■ **Exercise directions**
Within the records that follow, find every line containing the string "клапана". Copy those lines.

■ **The input**
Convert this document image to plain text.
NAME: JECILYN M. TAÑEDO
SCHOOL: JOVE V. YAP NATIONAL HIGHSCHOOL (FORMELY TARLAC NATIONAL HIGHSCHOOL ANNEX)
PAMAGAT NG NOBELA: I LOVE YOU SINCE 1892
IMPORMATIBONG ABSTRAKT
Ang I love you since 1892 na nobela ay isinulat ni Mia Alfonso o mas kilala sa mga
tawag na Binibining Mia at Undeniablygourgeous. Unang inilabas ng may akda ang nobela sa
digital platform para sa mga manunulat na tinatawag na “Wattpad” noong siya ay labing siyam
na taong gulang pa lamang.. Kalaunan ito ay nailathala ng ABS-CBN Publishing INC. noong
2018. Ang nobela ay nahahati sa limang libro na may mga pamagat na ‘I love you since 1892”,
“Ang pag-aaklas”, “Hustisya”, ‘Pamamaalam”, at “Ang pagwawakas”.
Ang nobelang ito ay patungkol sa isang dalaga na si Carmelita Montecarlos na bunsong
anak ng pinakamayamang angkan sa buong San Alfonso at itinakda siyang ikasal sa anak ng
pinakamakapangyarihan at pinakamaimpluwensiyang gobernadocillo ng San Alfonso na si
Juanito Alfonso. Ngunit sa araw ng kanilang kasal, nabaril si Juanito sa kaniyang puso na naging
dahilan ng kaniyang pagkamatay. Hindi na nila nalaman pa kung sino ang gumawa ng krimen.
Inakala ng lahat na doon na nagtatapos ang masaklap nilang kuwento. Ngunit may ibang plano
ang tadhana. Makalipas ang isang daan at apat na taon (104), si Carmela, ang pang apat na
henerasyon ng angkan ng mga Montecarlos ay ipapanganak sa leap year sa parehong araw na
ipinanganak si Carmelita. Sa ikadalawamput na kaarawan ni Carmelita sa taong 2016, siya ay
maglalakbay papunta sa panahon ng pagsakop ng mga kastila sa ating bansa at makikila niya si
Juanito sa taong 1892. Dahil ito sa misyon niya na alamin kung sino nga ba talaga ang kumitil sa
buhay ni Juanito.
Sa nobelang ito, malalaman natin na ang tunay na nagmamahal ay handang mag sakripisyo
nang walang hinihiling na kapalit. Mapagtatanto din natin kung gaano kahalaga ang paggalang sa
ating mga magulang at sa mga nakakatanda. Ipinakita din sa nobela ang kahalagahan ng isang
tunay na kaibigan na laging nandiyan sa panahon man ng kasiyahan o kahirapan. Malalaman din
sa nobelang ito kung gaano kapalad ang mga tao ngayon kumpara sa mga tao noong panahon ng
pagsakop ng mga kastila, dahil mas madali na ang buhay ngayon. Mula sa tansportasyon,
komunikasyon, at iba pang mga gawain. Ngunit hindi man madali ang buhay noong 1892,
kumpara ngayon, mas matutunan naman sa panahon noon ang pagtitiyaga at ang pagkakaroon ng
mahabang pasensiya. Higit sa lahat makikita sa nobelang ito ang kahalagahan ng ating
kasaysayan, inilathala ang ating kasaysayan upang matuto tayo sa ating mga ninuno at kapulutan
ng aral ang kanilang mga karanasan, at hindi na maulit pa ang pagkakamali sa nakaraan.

...

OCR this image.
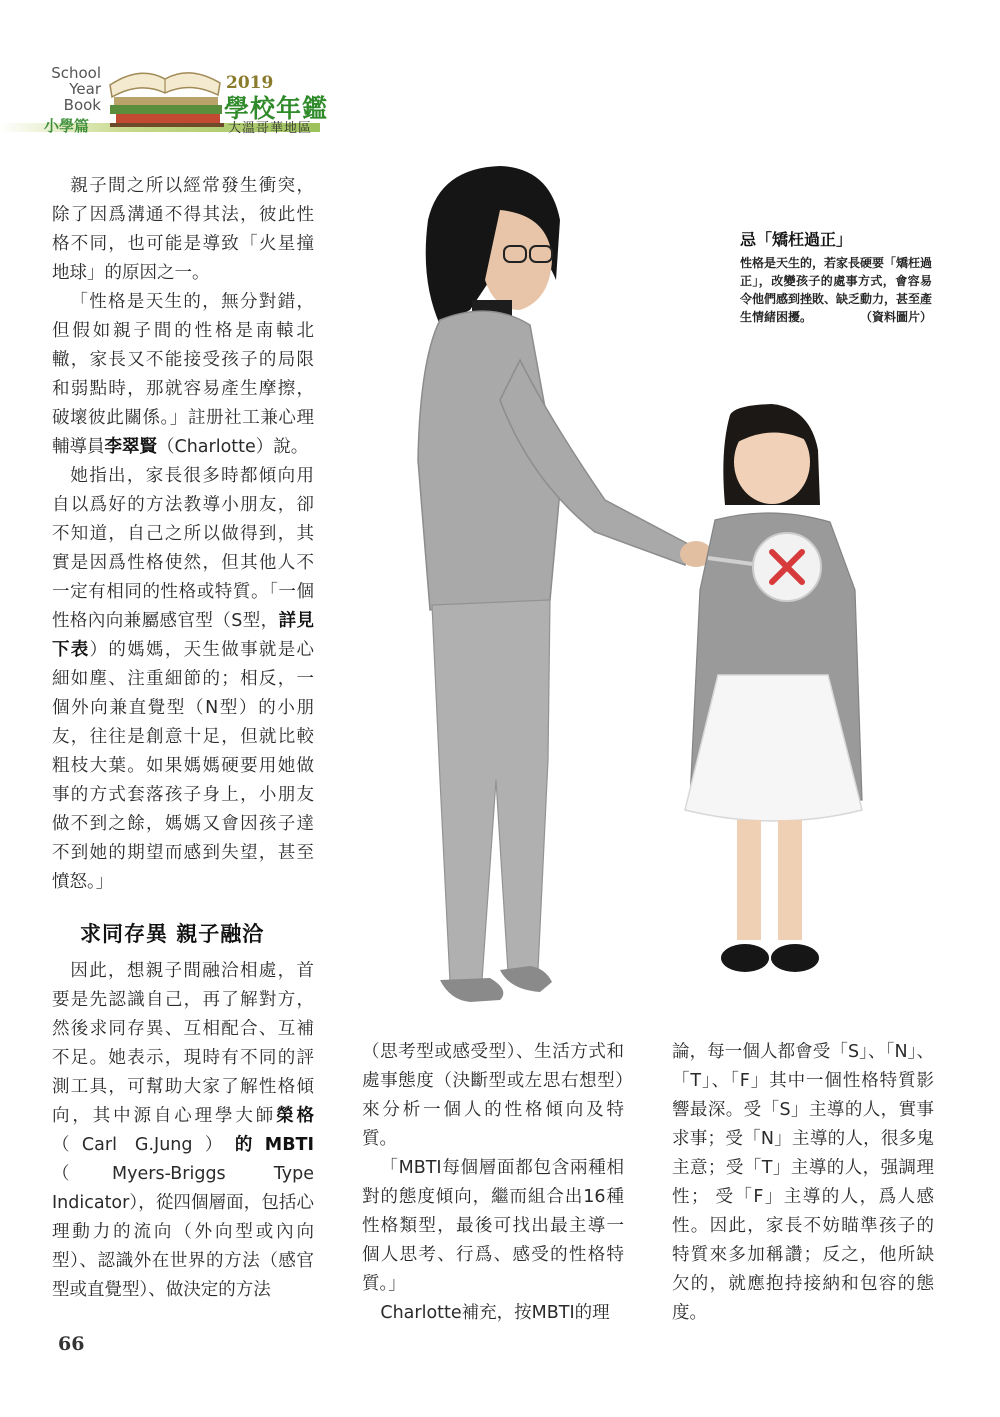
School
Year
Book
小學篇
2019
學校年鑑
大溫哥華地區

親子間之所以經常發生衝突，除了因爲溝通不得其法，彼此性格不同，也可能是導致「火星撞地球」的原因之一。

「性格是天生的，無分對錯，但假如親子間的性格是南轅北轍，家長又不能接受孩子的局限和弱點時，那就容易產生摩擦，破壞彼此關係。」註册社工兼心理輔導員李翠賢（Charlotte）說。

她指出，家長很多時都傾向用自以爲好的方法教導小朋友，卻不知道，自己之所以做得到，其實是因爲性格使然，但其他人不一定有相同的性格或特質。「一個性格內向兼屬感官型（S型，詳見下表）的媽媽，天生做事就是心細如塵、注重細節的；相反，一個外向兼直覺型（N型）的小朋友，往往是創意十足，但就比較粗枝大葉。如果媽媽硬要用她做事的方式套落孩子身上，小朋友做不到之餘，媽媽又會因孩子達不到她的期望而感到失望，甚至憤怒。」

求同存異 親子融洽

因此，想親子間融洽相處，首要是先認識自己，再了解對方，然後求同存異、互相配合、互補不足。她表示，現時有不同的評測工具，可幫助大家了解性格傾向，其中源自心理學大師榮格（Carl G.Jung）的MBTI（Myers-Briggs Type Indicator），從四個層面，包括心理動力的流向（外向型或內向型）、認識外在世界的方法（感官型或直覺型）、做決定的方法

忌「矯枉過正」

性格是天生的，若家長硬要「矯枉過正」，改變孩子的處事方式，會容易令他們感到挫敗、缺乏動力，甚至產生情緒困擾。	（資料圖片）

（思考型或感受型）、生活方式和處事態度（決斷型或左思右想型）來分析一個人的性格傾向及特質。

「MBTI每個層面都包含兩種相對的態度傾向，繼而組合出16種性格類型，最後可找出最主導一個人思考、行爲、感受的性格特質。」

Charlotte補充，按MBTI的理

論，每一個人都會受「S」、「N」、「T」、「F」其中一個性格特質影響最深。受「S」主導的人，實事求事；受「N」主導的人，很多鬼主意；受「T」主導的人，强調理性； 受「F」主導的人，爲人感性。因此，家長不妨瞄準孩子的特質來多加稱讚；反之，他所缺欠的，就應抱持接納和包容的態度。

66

---

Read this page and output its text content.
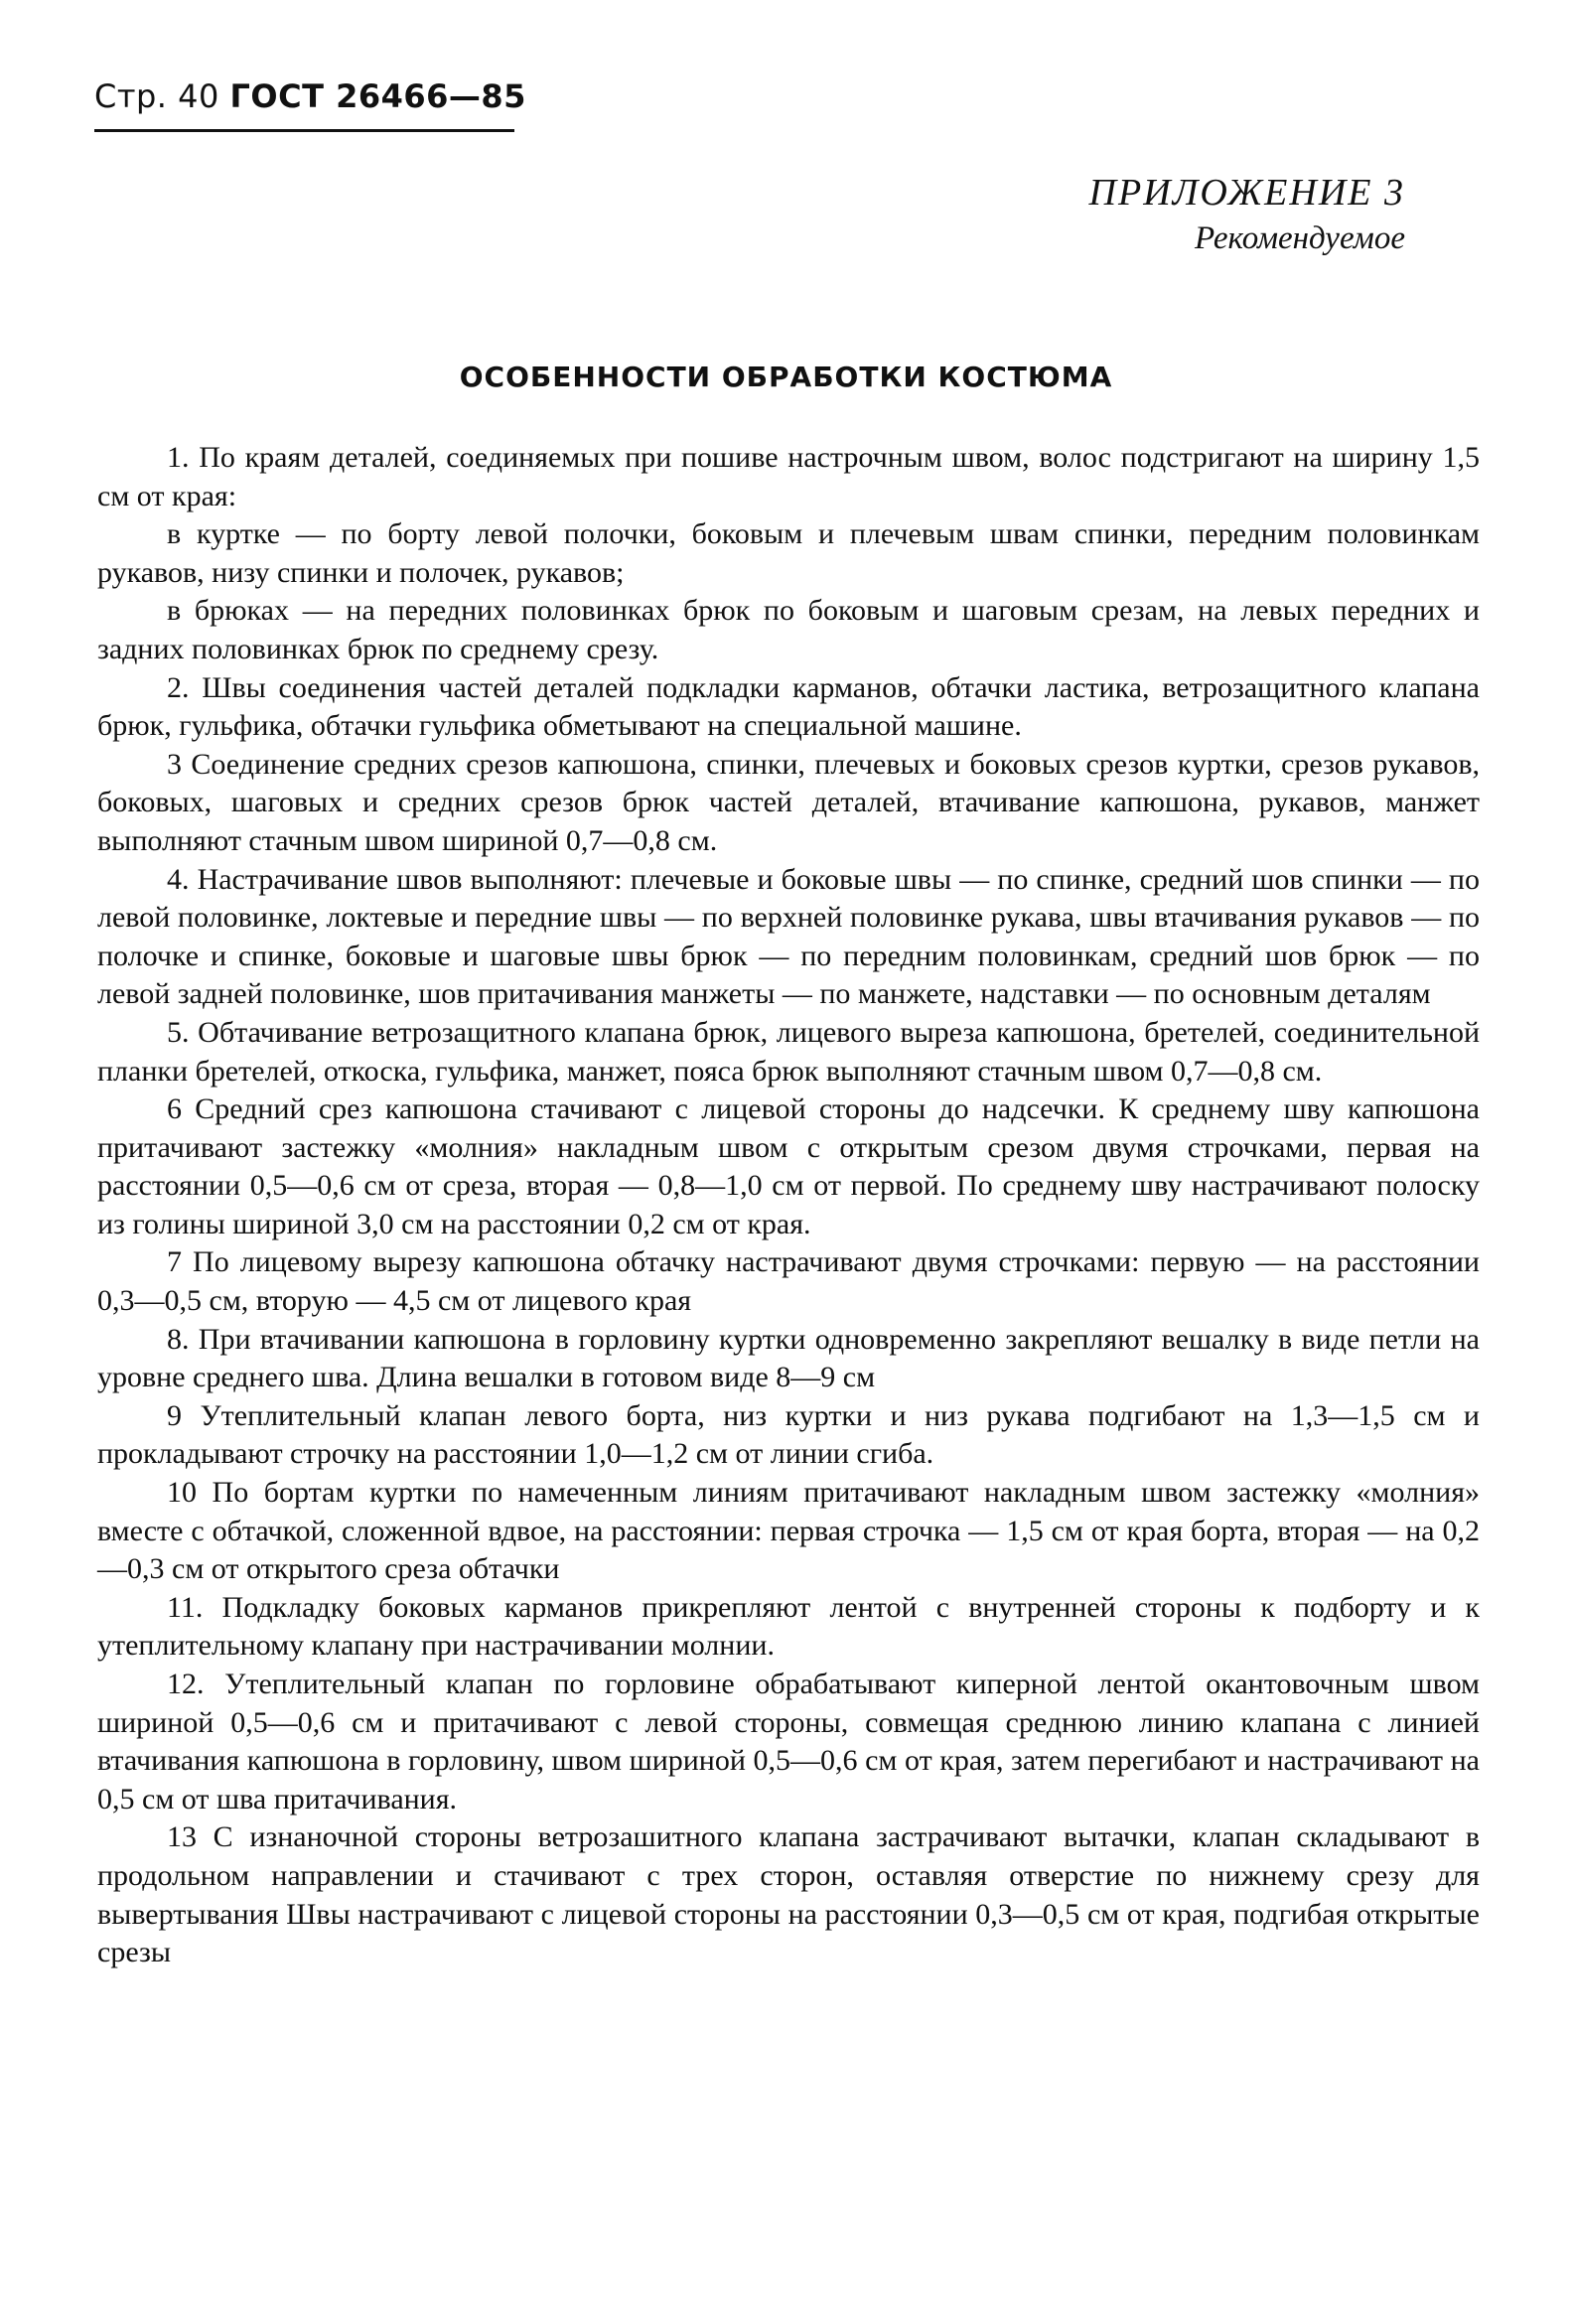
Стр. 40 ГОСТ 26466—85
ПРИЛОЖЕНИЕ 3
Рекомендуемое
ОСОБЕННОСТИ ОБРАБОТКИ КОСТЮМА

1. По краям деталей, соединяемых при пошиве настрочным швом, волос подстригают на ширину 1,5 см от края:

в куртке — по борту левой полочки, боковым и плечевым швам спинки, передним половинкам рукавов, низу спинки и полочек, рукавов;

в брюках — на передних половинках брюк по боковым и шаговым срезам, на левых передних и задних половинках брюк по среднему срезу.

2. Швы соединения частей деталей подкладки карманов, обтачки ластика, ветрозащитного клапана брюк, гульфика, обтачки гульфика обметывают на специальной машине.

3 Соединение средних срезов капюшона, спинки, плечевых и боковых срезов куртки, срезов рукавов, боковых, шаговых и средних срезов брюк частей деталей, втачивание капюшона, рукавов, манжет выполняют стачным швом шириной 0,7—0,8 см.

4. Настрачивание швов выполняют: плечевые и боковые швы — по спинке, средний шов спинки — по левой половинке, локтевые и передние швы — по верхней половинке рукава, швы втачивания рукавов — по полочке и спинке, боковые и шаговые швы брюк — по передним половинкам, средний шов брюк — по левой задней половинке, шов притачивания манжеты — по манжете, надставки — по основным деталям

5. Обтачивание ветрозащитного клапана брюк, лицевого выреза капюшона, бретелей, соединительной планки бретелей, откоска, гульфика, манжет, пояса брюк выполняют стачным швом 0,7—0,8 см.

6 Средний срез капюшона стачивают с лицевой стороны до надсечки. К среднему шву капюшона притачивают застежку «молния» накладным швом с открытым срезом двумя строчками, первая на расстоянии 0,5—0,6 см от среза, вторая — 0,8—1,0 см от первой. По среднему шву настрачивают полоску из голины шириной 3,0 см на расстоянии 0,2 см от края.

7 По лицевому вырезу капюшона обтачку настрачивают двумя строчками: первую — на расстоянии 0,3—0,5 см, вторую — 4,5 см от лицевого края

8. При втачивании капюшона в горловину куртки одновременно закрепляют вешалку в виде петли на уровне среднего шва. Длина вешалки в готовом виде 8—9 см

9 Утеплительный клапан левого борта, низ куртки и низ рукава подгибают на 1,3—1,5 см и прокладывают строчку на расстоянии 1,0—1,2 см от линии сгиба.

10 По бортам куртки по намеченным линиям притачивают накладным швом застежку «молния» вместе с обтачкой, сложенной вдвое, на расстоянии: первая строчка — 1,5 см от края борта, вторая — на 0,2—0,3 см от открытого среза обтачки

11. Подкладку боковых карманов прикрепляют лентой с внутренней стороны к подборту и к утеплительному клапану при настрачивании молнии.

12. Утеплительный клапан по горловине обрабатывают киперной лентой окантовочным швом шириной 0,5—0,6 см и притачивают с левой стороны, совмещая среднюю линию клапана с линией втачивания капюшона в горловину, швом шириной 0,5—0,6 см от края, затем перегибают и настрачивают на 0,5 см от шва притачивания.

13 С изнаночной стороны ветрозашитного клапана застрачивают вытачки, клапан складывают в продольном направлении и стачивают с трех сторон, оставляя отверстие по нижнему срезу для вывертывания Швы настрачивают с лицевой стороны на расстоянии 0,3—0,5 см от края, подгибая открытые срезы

■ **Output for this exercise**
2. Швы соединения частей деталей подкладки карманов, обтачки ластика, ветрозащитного клапана брюк, гульфика, обтачки гульфика обметывают на специальной машине.
5. Обтачивание ветрозащитного клапана брюк, лицевого выреза капюшона, бретелей, соединительной планки бретелей, откоска, гульфика, манжет, пояса брюк выполняют стачным швом 0,7—0,8 см.
12. Утеплительный клапан по горловине обрабатывают киперной лентой окантовочным швом шириной 0,5—0,6 см и притачивают с левой стороны, совмещая среднюю линию клапана с линией втачивания капюшона в горловину, швом шириной 0,5—0,6 см от края, затем перегибают и настрачивают на 0,5 см от шва притачивания.
13 С изнаночной стороны ветрозашитного клапана застрачивают вытачки, клапан складывают в продольном направлении и стачивают с трех сторон, оставляя отверстие по нижнему срезу для вывертывания Швы настрачивают с лицевой стороны на расстоянии 0,3—0,5 см от края, подгибая открытые срезы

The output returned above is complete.